EXERCISES TO COMPLETE ▸
1. According to the testimony on NHS compromise agreements, what share of NHS compromise agreements in England between 2009 and 2012 had confidentiality clauses inserted into them?
2. Please say whether each statement agrees with the testimony on NHS compromise agreements, giving yes or no and quoting the deciding words. (a) Scottish health boards have had 697 compromise agreements over the past five years. (b) The speaker's union supported the speaker in making a protected disclosure. (c) The speaker objects to every compromise agreement that ends someone's employment.

*** TEXT UNDER STUDY Section Begins ***

The belated insertion of clause 1.3 into annex A of the NHS compromise agreement, which happened only a few months ago, supposedly gives workers the option of making a protected disclosure. Can any member of the committee name a single person in the NHS who has successfully made a protected disclosure? Providing the option of a protected disclosure is like saying to a starving man who needs bread that he can have all the bread that he wants as long as he can get over to the next valley, which will mean getting over the top of Mount Everest. That is how difficult it is for a worker to make a protected disclosure. My case epitomised the circumstances in which a protected disclosure should automatically have been allowed, but my union, Unison, would not support me in making one. If my case cannot be allowed a protected disclosure, what case can?

I have no problem with people making compromise agreements to terminate their employment to both parties’ satisfaction, but there should be no automatic insertion by the central legal office of a confidentiality clause. How can the Scottish Parliament continue to condone such a fundamental abuse of human rights and freedom of speech? A recent Health Service Journal article stated that, between 2009 and 2012, 98 per cent of compromise agreements in the NHS in England had confidentiality clauses inserted into them, whether or not the employees concerned wanted one.

Over the past five years, there have been 697 compromise agreements in Scottish health boards. In England, the average cost of such agreements was £29,000 each. If we extrapolate from those figures, we will see that the invisible cost to the taxpayer of financing pay for compromise agreements in Scotland has been more than £20 million. The detail itself is hidden by confidentiality clauses, but this is a shocking abuse of taxpayers’ money.

*** TEXT UNDER STUDY Section Ends ***
*** MATERIAL PROVIDED Section Begins ***

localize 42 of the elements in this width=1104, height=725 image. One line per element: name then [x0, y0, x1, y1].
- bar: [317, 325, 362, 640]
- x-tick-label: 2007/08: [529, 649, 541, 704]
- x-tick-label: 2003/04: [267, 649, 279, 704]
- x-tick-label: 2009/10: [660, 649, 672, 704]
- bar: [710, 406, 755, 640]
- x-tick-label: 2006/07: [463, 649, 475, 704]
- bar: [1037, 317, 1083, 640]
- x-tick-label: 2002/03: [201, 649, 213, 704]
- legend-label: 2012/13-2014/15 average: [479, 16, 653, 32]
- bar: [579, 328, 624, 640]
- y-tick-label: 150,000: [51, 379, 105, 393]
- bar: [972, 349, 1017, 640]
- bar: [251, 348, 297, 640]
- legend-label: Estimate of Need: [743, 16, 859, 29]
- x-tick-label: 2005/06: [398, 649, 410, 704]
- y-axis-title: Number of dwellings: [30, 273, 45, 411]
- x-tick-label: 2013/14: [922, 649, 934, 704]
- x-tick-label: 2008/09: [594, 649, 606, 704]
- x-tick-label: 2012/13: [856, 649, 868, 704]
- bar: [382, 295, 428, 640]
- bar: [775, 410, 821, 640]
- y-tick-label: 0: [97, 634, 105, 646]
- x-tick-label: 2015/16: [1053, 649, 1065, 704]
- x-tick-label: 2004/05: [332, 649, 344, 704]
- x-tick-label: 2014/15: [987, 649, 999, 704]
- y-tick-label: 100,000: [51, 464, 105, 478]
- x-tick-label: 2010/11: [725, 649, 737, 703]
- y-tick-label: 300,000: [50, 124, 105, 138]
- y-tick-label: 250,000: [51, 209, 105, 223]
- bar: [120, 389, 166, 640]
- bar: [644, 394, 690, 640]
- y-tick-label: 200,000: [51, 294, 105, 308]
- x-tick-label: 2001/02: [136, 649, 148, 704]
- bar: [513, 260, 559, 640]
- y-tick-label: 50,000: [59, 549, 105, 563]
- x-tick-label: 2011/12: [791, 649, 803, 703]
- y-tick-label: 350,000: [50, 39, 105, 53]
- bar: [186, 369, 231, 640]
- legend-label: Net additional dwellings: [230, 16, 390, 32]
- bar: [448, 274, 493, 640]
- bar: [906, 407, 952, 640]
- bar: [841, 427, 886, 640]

*** MATERIAL PROVIDED Section Ends ***

RESULTS OF THE TASKS ▸
1. 98 percent

2.
(a) Yes: "Over the past five years, there have been 697 compromise agreements in Scottish health boards."
(b) No: "my union, Unison, would not support me in making one."
(c) No: "I have no problem with people making compromise agreements to terminate their employment to both parties’ satisfaction"